▸ **To be done**
Give the count of lines in the data that include the string "sqlQuery", with no added remarks.

Dataset records
* * * * * * * * *

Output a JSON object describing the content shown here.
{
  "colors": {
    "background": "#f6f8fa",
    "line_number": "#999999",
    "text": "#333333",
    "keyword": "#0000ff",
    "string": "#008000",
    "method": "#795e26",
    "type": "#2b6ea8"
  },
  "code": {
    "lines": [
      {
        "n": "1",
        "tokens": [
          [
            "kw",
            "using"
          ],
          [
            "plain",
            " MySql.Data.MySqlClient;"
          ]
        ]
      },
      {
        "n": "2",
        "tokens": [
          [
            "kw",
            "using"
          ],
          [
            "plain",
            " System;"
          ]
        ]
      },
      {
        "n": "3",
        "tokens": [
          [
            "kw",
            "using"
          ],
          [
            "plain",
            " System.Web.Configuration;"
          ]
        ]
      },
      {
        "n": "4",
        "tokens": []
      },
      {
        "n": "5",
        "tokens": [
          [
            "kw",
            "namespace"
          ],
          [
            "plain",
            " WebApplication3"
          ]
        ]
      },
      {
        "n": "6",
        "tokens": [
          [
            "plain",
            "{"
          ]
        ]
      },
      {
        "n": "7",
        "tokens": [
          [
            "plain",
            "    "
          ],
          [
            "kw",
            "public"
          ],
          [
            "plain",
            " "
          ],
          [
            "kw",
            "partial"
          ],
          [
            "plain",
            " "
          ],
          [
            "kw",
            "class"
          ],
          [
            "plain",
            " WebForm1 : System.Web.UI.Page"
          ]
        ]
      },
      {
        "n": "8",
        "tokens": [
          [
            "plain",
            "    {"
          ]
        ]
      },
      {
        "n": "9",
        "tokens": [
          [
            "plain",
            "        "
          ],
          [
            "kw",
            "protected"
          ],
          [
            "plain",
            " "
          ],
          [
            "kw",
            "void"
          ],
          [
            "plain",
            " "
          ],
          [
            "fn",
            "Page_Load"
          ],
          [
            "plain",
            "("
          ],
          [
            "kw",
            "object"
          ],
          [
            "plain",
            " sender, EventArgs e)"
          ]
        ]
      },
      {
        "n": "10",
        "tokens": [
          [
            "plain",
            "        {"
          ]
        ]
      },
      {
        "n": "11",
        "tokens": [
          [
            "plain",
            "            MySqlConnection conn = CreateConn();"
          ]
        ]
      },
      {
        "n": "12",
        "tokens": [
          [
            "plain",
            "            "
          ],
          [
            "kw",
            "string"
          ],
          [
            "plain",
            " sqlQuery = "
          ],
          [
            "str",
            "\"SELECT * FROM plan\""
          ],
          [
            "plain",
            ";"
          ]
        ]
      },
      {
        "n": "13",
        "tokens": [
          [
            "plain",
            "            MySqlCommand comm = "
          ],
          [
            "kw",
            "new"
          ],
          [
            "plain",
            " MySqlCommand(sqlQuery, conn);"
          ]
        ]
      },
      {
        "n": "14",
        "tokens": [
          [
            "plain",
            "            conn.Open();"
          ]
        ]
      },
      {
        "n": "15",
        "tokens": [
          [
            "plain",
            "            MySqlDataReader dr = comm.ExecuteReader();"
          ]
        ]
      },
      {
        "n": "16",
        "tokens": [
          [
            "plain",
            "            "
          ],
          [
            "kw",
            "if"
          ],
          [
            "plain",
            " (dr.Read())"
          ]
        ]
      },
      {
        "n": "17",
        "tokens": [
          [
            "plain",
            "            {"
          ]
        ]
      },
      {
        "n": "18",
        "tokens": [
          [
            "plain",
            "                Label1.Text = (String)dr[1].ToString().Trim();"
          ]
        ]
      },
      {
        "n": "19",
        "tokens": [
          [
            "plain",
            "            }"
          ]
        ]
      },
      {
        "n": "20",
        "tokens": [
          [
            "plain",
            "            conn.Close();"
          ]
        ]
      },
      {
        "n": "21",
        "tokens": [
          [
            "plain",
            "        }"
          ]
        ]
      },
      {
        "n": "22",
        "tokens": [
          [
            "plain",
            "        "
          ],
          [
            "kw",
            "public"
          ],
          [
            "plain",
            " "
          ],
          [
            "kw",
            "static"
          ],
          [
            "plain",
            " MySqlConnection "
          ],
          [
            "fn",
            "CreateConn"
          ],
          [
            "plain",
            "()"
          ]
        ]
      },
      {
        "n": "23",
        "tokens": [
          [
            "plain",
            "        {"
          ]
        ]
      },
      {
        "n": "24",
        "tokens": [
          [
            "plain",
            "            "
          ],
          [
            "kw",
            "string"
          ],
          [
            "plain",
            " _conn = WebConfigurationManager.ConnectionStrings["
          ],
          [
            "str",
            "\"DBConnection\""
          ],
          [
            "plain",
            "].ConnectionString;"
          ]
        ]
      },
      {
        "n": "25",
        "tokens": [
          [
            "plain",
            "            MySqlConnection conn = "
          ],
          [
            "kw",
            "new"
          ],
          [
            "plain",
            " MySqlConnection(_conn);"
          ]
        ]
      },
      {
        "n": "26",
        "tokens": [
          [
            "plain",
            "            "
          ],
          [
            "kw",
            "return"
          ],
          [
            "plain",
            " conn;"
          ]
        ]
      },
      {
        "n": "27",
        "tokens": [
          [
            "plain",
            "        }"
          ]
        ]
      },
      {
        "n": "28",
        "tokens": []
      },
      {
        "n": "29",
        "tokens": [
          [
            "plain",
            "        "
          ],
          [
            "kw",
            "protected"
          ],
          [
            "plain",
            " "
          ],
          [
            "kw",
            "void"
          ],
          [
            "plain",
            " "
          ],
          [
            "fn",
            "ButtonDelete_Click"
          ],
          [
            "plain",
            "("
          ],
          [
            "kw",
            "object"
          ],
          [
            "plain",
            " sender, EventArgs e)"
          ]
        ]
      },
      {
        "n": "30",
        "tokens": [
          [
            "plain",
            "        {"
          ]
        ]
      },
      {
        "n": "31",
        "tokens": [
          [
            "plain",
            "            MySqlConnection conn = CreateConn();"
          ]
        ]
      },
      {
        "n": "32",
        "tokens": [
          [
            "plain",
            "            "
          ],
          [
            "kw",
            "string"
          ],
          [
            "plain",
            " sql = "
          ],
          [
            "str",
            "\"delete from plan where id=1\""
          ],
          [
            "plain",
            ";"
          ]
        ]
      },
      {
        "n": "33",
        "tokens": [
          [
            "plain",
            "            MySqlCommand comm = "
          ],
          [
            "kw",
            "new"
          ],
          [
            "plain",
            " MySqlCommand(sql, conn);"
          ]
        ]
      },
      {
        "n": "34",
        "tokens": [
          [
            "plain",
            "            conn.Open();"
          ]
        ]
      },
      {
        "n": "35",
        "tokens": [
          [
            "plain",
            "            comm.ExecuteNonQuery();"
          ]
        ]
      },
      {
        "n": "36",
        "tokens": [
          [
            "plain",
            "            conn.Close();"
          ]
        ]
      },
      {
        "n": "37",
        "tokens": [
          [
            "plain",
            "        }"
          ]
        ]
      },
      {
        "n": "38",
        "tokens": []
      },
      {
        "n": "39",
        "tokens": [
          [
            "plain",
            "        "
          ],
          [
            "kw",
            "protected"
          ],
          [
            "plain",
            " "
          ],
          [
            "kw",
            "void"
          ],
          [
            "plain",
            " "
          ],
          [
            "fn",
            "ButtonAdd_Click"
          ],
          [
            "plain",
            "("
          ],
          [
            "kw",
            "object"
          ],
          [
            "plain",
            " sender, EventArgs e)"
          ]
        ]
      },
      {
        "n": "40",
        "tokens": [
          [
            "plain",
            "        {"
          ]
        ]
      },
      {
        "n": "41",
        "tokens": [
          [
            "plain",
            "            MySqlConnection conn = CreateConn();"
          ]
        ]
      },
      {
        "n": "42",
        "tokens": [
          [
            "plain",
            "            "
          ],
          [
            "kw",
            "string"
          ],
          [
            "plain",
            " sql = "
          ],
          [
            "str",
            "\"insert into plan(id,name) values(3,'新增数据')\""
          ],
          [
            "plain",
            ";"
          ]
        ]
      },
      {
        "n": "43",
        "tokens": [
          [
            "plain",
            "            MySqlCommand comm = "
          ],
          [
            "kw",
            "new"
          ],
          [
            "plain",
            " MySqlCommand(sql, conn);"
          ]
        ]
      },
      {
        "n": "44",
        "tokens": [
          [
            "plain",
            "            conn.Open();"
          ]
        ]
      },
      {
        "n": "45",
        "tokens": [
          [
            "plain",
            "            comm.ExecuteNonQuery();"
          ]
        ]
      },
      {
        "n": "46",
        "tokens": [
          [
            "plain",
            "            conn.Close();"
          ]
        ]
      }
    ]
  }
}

* * * * * * * * *

▸ **Written answer**
2